> **Given problem**: Identify all lines below that hold "screenshot" and collect them.

> **Exercise inputs**:

----------------------------------------

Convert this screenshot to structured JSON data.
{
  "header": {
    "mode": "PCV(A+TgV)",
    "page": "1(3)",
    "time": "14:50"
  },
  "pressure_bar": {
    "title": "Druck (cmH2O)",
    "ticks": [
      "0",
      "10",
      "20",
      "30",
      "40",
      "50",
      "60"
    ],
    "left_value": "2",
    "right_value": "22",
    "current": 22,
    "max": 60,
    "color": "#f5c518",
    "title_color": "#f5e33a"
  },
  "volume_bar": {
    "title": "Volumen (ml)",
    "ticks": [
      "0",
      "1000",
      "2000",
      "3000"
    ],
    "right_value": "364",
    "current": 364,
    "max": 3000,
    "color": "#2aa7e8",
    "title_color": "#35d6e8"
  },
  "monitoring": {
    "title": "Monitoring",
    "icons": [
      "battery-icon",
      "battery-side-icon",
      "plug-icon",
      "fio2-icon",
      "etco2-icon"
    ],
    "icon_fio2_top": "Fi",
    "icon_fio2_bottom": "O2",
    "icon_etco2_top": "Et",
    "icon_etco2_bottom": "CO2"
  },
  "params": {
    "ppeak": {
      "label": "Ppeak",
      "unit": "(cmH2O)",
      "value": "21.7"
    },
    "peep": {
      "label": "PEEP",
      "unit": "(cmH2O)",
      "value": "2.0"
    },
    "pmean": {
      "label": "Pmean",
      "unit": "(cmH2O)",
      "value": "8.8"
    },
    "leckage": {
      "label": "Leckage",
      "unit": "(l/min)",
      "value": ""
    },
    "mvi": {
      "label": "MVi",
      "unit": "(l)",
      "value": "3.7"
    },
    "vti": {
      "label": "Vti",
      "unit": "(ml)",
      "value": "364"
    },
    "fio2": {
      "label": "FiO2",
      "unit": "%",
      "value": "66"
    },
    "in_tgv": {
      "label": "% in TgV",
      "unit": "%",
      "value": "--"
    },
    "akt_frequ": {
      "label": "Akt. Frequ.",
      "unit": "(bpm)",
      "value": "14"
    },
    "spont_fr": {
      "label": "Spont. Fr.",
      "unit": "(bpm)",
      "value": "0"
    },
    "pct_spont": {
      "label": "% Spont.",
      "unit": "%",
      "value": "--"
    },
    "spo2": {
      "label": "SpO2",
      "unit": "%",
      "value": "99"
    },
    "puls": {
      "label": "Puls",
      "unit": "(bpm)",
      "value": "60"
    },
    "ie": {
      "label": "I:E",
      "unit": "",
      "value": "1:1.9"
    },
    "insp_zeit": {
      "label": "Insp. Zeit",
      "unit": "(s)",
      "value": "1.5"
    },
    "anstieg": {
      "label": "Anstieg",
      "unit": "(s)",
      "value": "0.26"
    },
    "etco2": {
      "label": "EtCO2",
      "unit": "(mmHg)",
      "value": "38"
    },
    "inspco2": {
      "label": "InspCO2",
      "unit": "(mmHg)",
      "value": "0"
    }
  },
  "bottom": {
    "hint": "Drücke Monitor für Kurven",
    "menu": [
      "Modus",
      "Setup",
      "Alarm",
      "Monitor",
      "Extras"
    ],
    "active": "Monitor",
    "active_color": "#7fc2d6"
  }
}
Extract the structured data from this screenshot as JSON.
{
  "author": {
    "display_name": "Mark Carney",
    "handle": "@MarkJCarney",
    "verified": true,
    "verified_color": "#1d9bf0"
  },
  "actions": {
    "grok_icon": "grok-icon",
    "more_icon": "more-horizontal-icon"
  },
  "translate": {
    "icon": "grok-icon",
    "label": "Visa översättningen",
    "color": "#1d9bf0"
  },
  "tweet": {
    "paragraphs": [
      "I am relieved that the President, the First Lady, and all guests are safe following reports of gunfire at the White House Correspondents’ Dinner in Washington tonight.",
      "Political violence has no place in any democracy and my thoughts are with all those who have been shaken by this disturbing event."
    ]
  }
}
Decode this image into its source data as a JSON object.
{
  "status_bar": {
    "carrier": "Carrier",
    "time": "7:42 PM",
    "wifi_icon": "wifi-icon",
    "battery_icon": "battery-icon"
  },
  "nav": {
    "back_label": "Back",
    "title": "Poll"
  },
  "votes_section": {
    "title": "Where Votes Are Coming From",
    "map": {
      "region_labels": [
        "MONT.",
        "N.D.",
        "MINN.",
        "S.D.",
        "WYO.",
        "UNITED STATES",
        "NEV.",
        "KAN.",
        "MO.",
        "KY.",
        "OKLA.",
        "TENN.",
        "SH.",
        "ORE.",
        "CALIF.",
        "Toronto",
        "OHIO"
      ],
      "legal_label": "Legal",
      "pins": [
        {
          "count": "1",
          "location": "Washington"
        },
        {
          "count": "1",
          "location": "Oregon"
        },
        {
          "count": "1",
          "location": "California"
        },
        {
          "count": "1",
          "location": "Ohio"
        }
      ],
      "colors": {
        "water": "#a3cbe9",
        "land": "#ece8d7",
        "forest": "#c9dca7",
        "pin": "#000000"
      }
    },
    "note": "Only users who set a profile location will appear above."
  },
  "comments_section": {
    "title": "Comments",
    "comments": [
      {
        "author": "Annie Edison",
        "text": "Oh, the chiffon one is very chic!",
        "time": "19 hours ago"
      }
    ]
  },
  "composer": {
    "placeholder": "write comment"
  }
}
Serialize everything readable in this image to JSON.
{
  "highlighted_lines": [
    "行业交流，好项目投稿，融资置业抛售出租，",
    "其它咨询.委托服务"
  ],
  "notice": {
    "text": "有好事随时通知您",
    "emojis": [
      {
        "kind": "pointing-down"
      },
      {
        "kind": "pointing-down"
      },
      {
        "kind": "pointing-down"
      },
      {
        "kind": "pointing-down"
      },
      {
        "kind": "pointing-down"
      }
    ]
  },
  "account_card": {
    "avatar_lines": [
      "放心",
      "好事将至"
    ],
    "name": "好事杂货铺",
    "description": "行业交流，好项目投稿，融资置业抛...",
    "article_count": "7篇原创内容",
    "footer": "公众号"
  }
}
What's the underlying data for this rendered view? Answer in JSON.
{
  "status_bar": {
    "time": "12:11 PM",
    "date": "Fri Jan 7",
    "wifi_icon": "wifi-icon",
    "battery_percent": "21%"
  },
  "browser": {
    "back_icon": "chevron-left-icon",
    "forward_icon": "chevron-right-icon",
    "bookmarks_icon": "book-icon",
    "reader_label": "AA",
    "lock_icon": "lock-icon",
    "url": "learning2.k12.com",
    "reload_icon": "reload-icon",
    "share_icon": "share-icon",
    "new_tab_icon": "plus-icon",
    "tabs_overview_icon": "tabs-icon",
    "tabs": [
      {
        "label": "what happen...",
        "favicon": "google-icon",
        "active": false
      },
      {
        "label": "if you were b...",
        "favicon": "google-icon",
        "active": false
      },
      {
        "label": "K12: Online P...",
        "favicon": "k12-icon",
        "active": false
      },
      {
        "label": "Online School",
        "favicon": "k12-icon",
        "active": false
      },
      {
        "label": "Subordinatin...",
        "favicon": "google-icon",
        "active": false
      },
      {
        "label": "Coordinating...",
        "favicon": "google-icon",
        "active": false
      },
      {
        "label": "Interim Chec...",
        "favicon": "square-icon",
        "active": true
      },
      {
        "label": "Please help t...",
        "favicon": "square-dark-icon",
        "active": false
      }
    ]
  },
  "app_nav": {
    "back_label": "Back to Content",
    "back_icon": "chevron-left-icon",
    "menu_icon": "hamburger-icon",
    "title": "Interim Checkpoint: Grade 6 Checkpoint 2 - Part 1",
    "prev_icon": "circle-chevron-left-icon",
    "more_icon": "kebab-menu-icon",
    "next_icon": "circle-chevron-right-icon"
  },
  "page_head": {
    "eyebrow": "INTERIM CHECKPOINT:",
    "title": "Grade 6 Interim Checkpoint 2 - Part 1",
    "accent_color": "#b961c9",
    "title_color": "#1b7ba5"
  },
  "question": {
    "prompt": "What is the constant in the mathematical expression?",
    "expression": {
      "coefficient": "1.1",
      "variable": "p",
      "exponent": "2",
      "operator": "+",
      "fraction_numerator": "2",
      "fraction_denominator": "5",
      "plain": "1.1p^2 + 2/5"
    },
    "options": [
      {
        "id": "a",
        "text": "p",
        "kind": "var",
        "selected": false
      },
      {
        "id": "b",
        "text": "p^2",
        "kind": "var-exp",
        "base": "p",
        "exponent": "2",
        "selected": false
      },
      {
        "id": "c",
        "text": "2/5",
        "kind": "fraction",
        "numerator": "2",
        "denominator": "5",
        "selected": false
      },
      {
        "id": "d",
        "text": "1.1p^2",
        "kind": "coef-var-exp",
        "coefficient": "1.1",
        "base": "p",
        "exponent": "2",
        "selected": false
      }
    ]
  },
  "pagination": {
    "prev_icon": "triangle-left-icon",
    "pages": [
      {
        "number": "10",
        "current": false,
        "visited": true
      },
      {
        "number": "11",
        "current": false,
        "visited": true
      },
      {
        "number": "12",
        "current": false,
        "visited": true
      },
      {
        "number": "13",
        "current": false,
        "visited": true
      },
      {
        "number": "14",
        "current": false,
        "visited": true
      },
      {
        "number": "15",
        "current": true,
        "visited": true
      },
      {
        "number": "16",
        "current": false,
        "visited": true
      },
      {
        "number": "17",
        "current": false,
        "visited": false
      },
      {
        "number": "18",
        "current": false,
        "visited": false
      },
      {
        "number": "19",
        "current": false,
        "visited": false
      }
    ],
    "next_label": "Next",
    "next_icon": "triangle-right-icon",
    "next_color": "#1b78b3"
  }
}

----------------------------------------

> **Answer to this exercise**:
Convert this screenshot to structured JSON data.
Extract the structured data from this screenshot as JSON.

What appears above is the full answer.